Would you pull out every line of the material that contains the string "осадки"?

======

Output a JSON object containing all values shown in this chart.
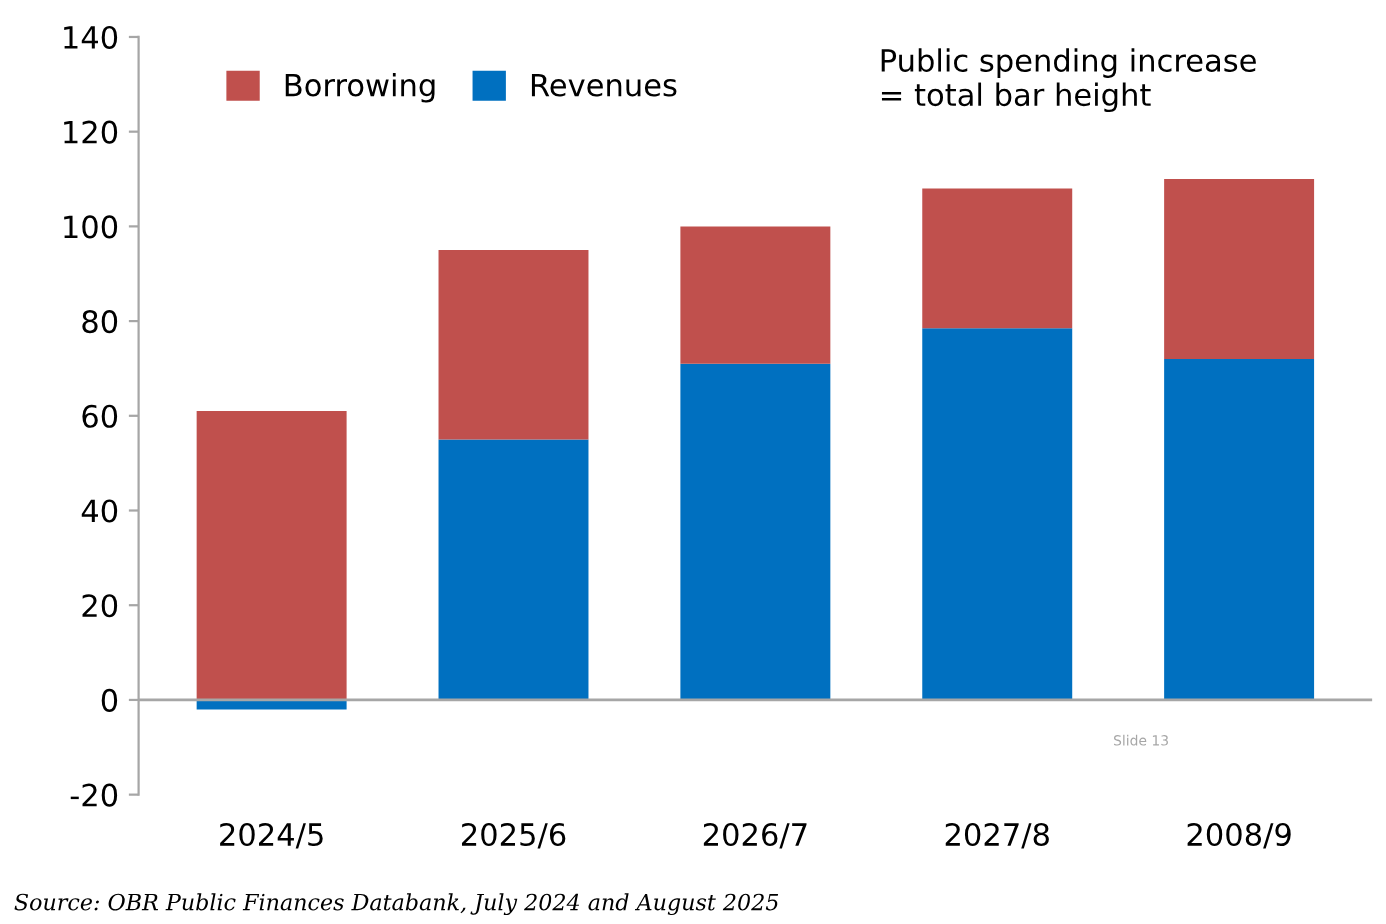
{
  "chart_data": {
    "type": "bar",
    "stacked": true,
    "categories": [
      "2024/5",
      "2025/6",
      "2026/7",
      "2027/8",
      "2008/9"
    ],
    "series": [
      {
        "name": "Revenues",
        "color": "#0070c0",
        "values": [
          -2,
          55,
          71,
          78.5,
          72
        ]
      },
      {
        "name": "Borrowing",
        "color": "#c0504d",
        "values": [
          61,
          40,
          29,
          29.5,
          38
        ]
      }
    ],
    "ylim": [
      -20,
      140
    ],
    "yticks": [
      -20,
      0,
      20,
      40,
      60,
      80,
      100,
      120,
      140
    ],
    "grid": false,
    "legend": "top left",
    "ref_lines": [
      {
        "axis": "y",
        "value": 0,
        "color": "#a6a6a6"
      }
    ],
    "annotations": [
      "Public spending increase\n= total bar height",
      "Slide 13",
      "Source: OBR Public Finances Databank, July 2024 and August 2025"
    ]
  }
}
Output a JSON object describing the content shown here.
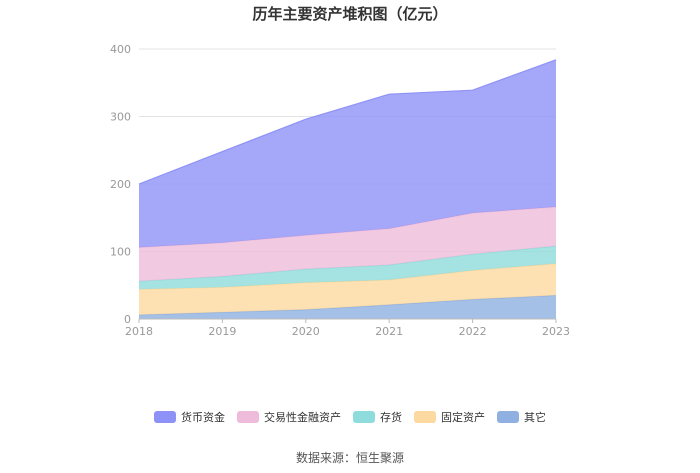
{
  "chart_data": {
    "type": "area",
    "title": "历年主要资产堆积图（亿元）",
    "x": [
      "2018",
      "2019",
      "2020",
      "2021",
      "2022",
      "2023"
    ],
    "ylim": [
      0,
      400
    ],
    "yticks": [
      0,
      100,
      200,
      300,
      400
    ],
    "stacked": true,
    "grid": true,
    "legend_position": "bottom",
    "series": [
      {
        "name": "其它",
        "color": "#8fb0e0",
        "values": [
          6,
          10,
          14,
          21,
          29,
          35
        ]
      },
      {
        "name": "固定资产",
        "color": "#fcd9a0",
        "values": [
          38,
          37,
          40,
          37,
          43,
          47
        ]
      },
      {
        "name": "存货",
        "color": "#8fdcdc",
        "values": [
          12,
          16,
          20,
          22,
          24,
          26
        ]
      },
      {
        "name": "交易性金融资产",
        "color": "#eebcda",
        "values": [
          50,
          50,
          50,
          54,
          61,
          58
        ]
      },
      {
        "name": "货币资金",
        "color": "#8e92f6",
        "values": [
          94,
          135,
          172,
          199,
          182,
          218
        ]
      }
    ]
  },
  "legend_order": [
    "货币资金",
    "交易性金融资产",
    "存货",
    "固定资产",
    "其它"
  ],
  "source_note": "数据来源：恒生聚源"
}
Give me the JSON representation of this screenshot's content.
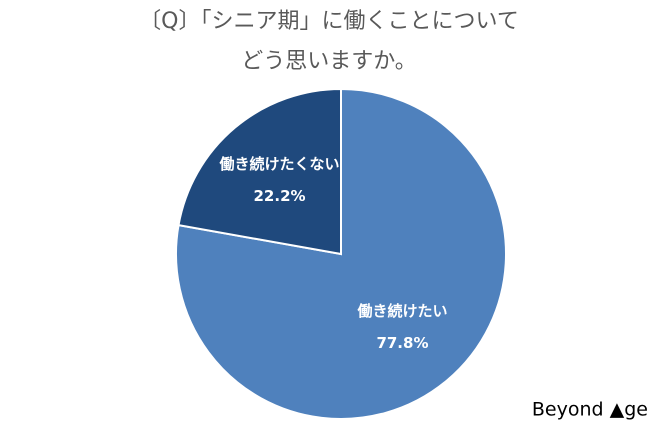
{
  "chart_data": {
    "type": "pie",
    "title": [
      "〔Q〕「シニア期」に働くことについて",
      "どう思いますか。"
    ],
    "categories": [
      "働き続けたい",
      "働き続けたくない"
    ],
    "values": [
      77.8,
      22.2
    ],
    "value_labels": [
      "77.8%",
      "22.2%"
    ],
    "colors": [
      "#4f81bd",
      "#1f497d"
    ]
  },
  "brand": "Beyond ▲ge"
}
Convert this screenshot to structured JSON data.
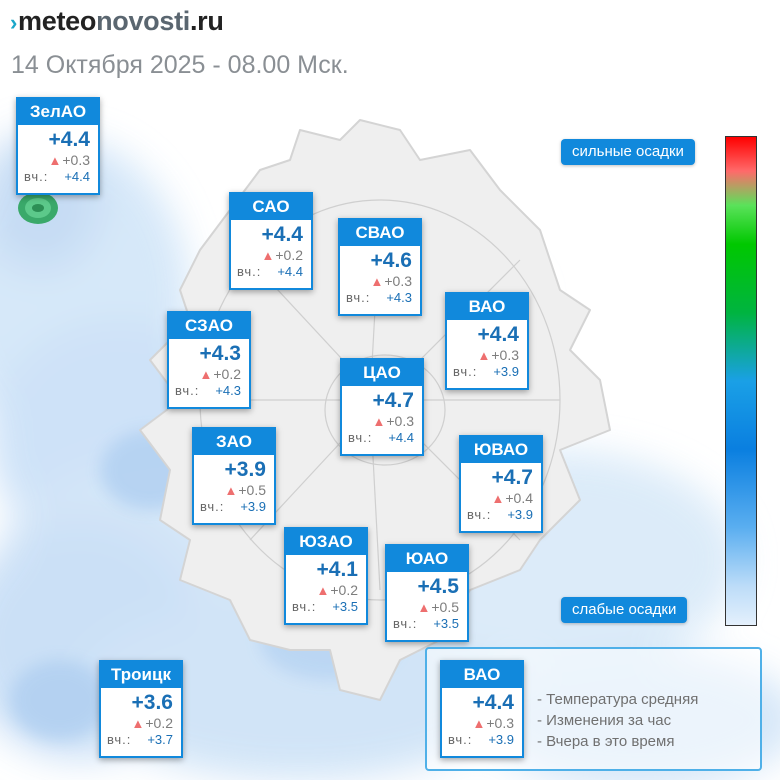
{
  "brand": {
    "arrow": "›",
    "part1": "meteo",
    "part2": "novosti",
    "part3": ".ru"
  },
  "date": "14 Октября 2025 - 08.00 Мск.",
  "districts": [
    {
      "name": "ЗелАО",
      "temp": "+4.4",
      "change": "+0.3",
      "yesterday_label": "вч.:",
      "yesterday": "+4.4"
    },
    {
      "name": "САО",
      "temp": "+4.4",
      "change": "+0.2",
      "yesterday_label": "вч.:",
      "yesterday": "+4.4"
    },
    {
      "name": "СВАО",
      "temp": "+4.6",
      "change": "+0.3",
      "yesterday_label": "вч.:",
      "yesterday": "+4.3"
    },
    {
      "name": "ВАО",
      "temp": "+4.4",
      "change": "+0.3",
      "yesterday_label": "вч.:",
      "yesterday": "+3.9"
    },
    {
      "name": "СЗАО",
      "temp": "+4.3",
      "change": "+0.2",
      "yesterday_label": "вч.:",
      "yesterday": "+4.3"
    },
    {
      "name": "ЦАО",
      "temp": "+4.7",
      "change": "+0.3",
      "yesterday_label": "вч.:",
      "yesterday": "+4.4"
    },
    {
      "name": "ЗАО",
      "temp": "+3.9",
      "change": "+0.5",
      "yesterday_label": "вч.:",
      "yesterday": "+3.9"
    },
    {
      "name": "ЮВАО",
      "temp": "+4.7",
      "change": "+0.4",
      "yesterday_label": "вч.:",
      "yesterday": "+3.9"
    },
    {
      "name": "ЮЗАО",
      "temp": "+4.1",
      "change": "+0.2",
      "yesterday_label": "вч.:",
      "yesterday": "+3.5"
    },
    {
      "name": "ЮАО",
      "temp": "+4.5",
      "change": "+0.5",
      "yesterday_label": "вч.:",
      "yesterday": "+3.5"
    },
    {
      "name": "Троицк",
      "temp": "+3.6",
      "change": "+0.2",
      "yesterday_label": "вч.:",
      "yesterday": "+3.7"
    }
  ],
  "scale": {
    "top_label": "сильные осадки",
    "bottom_label": "слабые осадки"
  },
  "legend": {
    "sample": {
      "name": "ВАО",
      "temp": "+4.4",
      "change": "+0.3",
      "yesterday_label": "вч.:",
      "yesterday": "+3.9"
    },
    "lines": [
      "- Температура средняя",
      "- Изменения за час",
      "- Вчера в это время"
    ]
  },
  "colors": {
    "accent": "#1189dc",
    "temp_text": "#1a6fb5",
    "triangle": "#ee6f6f",
    "precip_light": "#bcdcf8"
  }
}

======

▶ **Task response**:
    "top_label": "сильные осадки",
    "bottom_label": "слабые осадки"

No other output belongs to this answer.